Stored entries
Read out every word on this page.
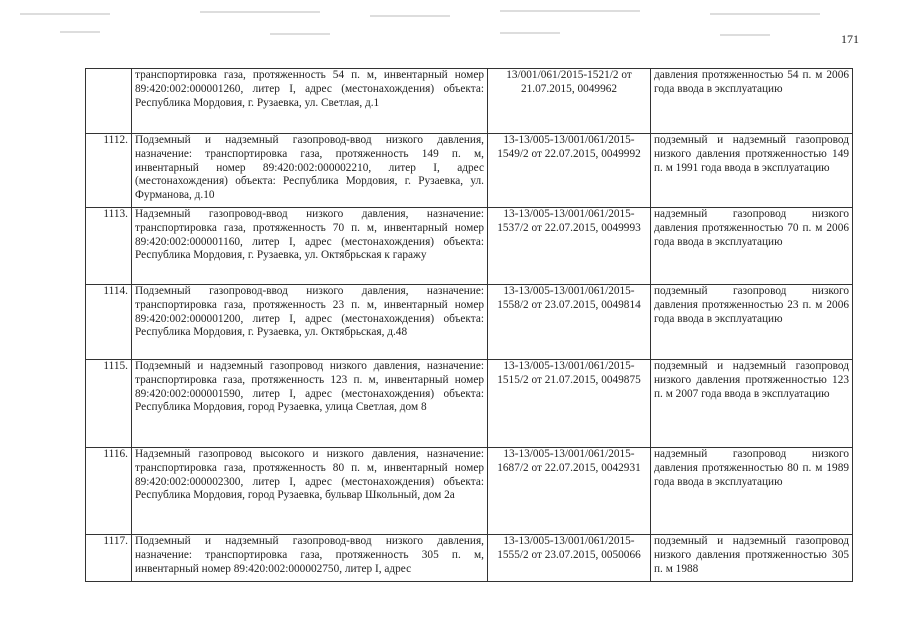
171
	транспортировка газа, протяженность 54 п. м, инвентарный номер 89:420:002:000001260, литер I, адрес (местонахождения) объекта: Республика Мордовия, г. Рузаевка, ул. Светлая, д.1	13/001/061/2015-1521/2 от 21.07.2015, 0049962	давления протяженностью 54 п. м 2006 года ввода в эксплуатацию
1112.	Подземный и надземный газопровод-ввод низкого давления, назначение: транспортировка газа, протяженность 149 п. м, инвентарный номер 89:420:002:000002210, литер I, адрес (местонахождения) объекта: Республика Мордовия, г. Рузаевка, ул. Фурманова, д.10	13-13/005-13/001/061/2015-1549/2 от 22.07.2015, 0049992	подземный и надземный газопровод низкого давления протяженностью 149 п. м 1991 года ввода в эксплуатацию
1113.	Надземный газопровод-ввод низкого давления, назначение: транспортировка газа, протяженность 70 п. м, инвентарный номер 89:420:002:000001160, литер I, адрес (местонахождения) объекта: Республика Мордовия, г. Рузаевка, ул. Октябрьская к гаражу	13-13/005-13/001/061/2015-1537/2 от 22.07.2015, 0049993	надземный газопровод низкого давления протяженностью 70 п. м 2006 года ввода в эксплуатацию
1114.	Подземный газопровод-ввод низкого давления, назначение: транспортировка газа, протяженность 23 п. м, инвентарный номер 89:420:002:000001200, литер I, адрес (местонахождения) объекта: Республика Мордовия, г. Рузаевка, ул. Октябрьская, д.48	13-13/005-13/001/061/2015-1558/2 от 23.07.2015, 0049814	подземный газопровод низкого давления протяженностью 23 п. м 2006 года ввода в эксплуатацию
1115.	Подземный и надземный газопровод низкого давления, назначение: транспортировка газа, протяженность 123 п. м, инвентарный номер 89:420:002:000001590, литер I, адрес (местонахождения) объекта: Республика Мордовия, город Рузаевка, улица Светлая, дом 8	13-13/005-13/001/061/2015-1515/2 от 21.07.2015, 0049875	подземный и надземный газопровод низкого давления протяженностью 123 п. м 2007 года ввода в эксплуатацию
1116.	Надземный газопровод высокого и низкого давления, назначение: транспортировка газа, протяженность 80 п. м, инвентарный номер 89:420:002:000002300, литер I, адрес (местонахождения) объекта: Республика Мордовия, город Рузаевка, бульвар Школьный, дом 2а	13-13/005-13/001/061/2015-1687/2 от 22.07.2015, 0042931	надземный газопровод низкого давления протяженностью 80 п. м 1989 года ввода в эксплуатацию
1117.	Подземный и надземный газопровод-ввод низкого давления, назначение: транспортировка газа, протяженность 305 п. м, инвентарный номер 89:420:002:000002750, литер I, адрес	13-13/005-13/001/061/2015-1555/2 от 23.07.2015, 0050066	подземный и надземный газопровод низкого давления протяженностью 305 п. м 1988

### TASK INSTRUCTIONS
Copy all of the entries verbatim, leaving out any pictures they contain.

### TASK ANSWER
Read out every word on this page.
171
	транспортировка газа, протяженность 54 п. м, инвентарный номер 89:420:002:000001260, литер I, адрес (местонахождения) объекта: Республика Мордовия, г. Рузаевка, ул. Светлая, д.1	13/001/061/2015-1521/2 от 21.07.2015, 0049962	давления протяженностью 54 п. м 2006 года ввода в эксплуатацию
1112.	Подземный и надземный газопровод-ввод низкого давления, назначение: транспортировка газа, протяженность 149 п. м, инвентарный номер 89:420:002:000002210, литер I, адрес (местонахождения) объекта: Республика Мордовия, г. Рузаевка, ул. Фурманова, д.10	13-13/005-13/001/061/2015-1549/2 от 22.07.2015, 0049992	подземный и надземный газопровод низкого давления протяженностью 149 п. м 1991 года ввода в эксплуатацию
1113.	Надземный газопровод-ввод низкого давления, назначение: транспортировка газа, протяженность 70 п. м, инвентарный номер 89:420:002:000001160, литер I, адрес (местонахождения) объекта: Республика Мордовия, г. Рузаевка, ул. Октябрьская к гаражу	13-13/005-13/001/061/2015-1537/2 от 22.07.2015, 0049993	надземный газопровод низкого давления протяженностью 70 п. м 2006 года ввода в эксплуатацию
1114.	Подземный газопровод-ввод низкого давления, назначение: транспортировка газа, протяженность 23 п. м, инвентарный номер 89:420:002:000001200, литер I, адрес (местонахождения) объекта: Республика Мордовия, г. Рузаевка, ул. Октябрьская, д.48	13-13/005-13/001/061/2015-1558/2 от 23.07.2015, 0049814	подземный газопровод низкого давления протяженностью 23 п. м 2006 года ввода в эксплуатацию
1115.	Подземный и надземный газопровод низкого давления, назначение: транспортировка газа, протяженность 123 п. м, инвентарный номер 89:420:002:000001590, литер I, адрес (местонахождения) объекта: Республика Мордовия, город Рузаевка, улица Светлая, дом 8	13-13/005-13/001/061/2015-1515/2 от 21.07.2015, 0049875	подземный и надземный газопровод низкого давления протяженностью 123 п. м 2007 года ввода в эксплуатацию
1116.	Надземный газопровод высокого и низкого давления, назначение: транспортировка газа, протяженность 80 п. м, инвентарный номер 89:420:002:000002300, литер I, адрес (местонахождения) объекта: Республика Мордовия, город Рузаевка, бульвар Школьный, дом 2а	13-13/005-13/001/061/2015-1687/2 от 22.07.2015, 0042931	надземный газопровод низкого давления протяженностью 80 п. м 1989 года ввода в эксплуатацию
1117.	Подземный и надземный газопровод-ввод низкого давления, назначение: транспортировка газа, протяженность 305 п. м, инвентарный номер 89:420:002:000002750, литер I, адрес	13-13/005-13/001/061/2015-1555/2 от 23.07.2015, 0050066	подземный и надземный газопровод низкого давления протяженностью 305 п. м 1988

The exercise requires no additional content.